> GIVEN PROBLEM: Find every line in the records below that contains the word "القرآن", and copy each such line.

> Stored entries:
::::

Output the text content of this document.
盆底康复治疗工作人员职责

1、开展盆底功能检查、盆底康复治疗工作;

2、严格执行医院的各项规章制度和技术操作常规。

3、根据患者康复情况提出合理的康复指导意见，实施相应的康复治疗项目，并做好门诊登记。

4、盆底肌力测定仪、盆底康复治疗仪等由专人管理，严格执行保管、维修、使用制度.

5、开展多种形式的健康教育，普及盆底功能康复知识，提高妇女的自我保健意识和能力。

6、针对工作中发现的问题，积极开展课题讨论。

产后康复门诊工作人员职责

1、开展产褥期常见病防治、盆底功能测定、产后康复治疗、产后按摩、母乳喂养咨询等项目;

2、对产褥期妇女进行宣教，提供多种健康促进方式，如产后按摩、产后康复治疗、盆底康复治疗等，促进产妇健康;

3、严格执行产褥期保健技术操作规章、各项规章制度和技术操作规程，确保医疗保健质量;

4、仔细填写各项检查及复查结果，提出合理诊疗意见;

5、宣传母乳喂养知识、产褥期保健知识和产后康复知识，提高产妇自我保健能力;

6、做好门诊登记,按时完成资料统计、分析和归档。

::::

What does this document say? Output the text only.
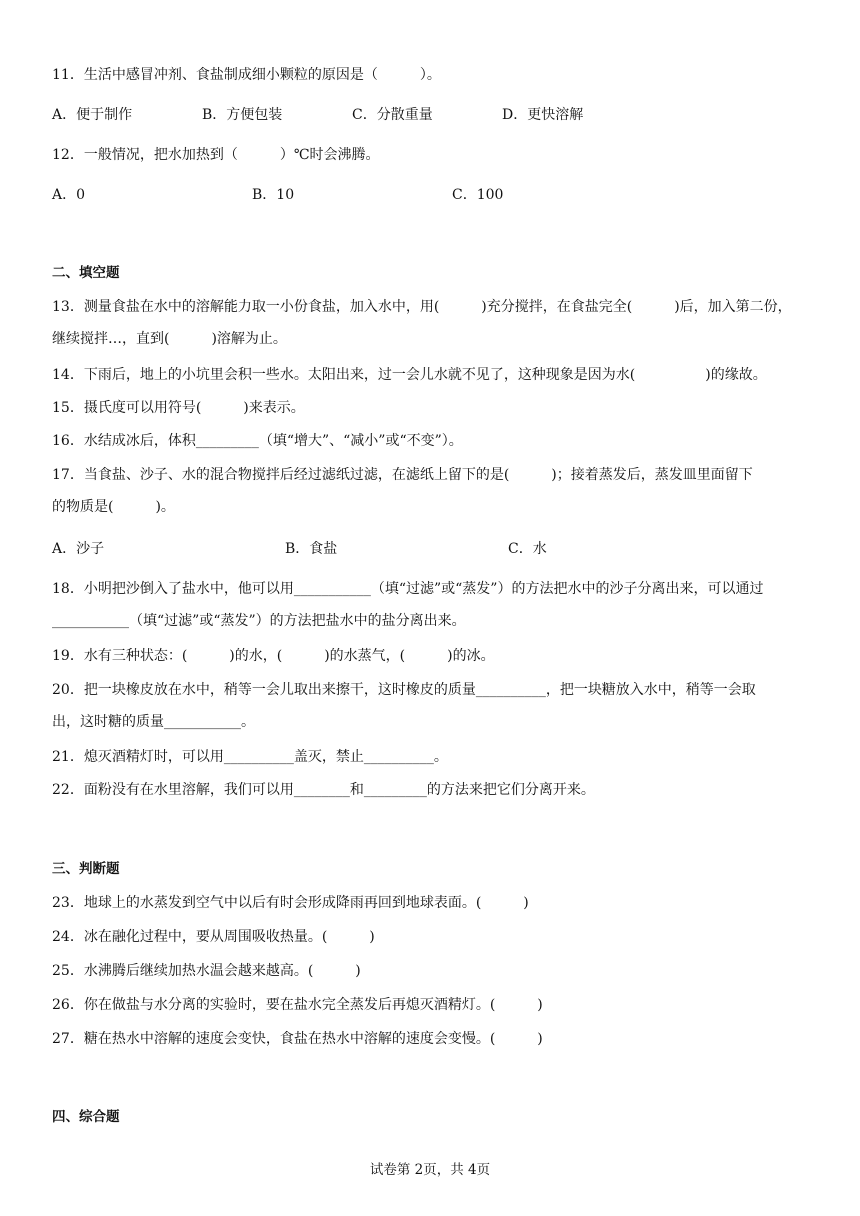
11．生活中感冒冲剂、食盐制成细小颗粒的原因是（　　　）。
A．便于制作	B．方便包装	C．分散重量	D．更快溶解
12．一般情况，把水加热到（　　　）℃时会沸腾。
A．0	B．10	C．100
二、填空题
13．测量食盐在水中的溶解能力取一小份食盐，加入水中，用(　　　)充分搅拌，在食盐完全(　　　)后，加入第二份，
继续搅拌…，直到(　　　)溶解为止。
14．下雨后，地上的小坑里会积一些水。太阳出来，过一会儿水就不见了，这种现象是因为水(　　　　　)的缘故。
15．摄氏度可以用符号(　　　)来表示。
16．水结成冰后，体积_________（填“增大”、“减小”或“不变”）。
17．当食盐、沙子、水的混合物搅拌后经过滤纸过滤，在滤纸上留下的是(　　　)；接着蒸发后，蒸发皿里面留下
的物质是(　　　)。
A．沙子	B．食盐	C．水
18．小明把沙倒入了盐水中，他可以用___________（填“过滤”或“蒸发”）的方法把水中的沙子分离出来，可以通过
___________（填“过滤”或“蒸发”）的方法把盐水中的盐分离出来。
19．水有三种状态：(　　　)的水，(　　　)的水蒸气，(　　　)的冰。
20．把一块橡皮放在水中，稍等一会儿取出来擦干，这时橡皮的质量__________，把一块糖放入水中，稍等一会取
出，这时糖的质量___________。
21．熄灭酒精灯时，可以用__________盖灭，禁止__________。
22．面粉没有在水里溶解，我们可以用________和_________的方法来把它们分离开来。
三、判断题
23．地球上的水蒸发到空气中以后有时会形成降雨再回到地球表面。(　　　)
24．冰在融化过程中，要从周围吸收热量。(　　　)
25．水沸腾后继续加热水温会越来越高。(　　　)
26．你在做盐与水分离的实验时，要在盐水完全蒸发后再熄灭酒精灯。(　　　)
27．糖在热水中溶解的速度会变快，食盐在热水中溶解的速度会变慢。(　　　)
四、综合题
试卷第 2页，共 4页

::::

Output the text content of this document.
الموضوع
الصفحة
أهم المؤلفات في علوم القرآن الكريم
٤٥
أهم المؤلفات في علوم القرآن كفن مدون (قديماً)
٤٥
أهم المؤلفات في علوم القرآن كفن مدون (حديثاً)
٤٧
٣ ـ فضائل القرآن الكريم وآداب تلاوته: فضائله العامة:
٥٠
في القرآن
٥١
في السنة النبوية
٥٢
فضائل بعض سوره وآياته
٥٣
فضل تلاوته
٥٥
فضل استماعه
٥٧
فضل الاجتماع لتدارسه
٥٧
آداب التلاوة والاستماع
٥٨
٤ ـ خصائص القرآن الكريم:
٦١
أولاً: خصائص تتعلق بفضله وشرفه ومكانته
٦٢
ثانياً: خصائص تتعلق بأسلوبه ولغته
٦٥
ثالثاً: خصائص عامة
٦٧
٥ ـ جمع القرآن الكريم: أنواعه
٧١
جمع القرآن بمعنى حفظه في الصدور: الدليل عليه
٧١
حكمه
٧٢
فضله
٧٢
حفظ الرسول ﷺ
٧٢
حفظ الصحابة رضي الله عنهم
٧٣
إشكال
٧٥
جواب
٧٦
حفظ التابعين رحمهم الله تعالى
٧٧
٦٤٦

::::

> THE SOLUTION:
أهم المؤلفات في علوم القرآن الكريم
أهم المؤلفات في علوم القرآن كفن مدون (قديماً)
أهم المؤلفات في علوم القرآن كفن مدون (حديثاً)
٣ ـ فضائل القرآن الكريم وآداب تلاوته: فضائله العامة:
في القرآن
٤ ـ خصائص القرآن الكريم:
٥ ـ جمع القرآن الكريم: أنواعه
جمع القرآن بمعنى حفظه في الصدور: الدليل عليه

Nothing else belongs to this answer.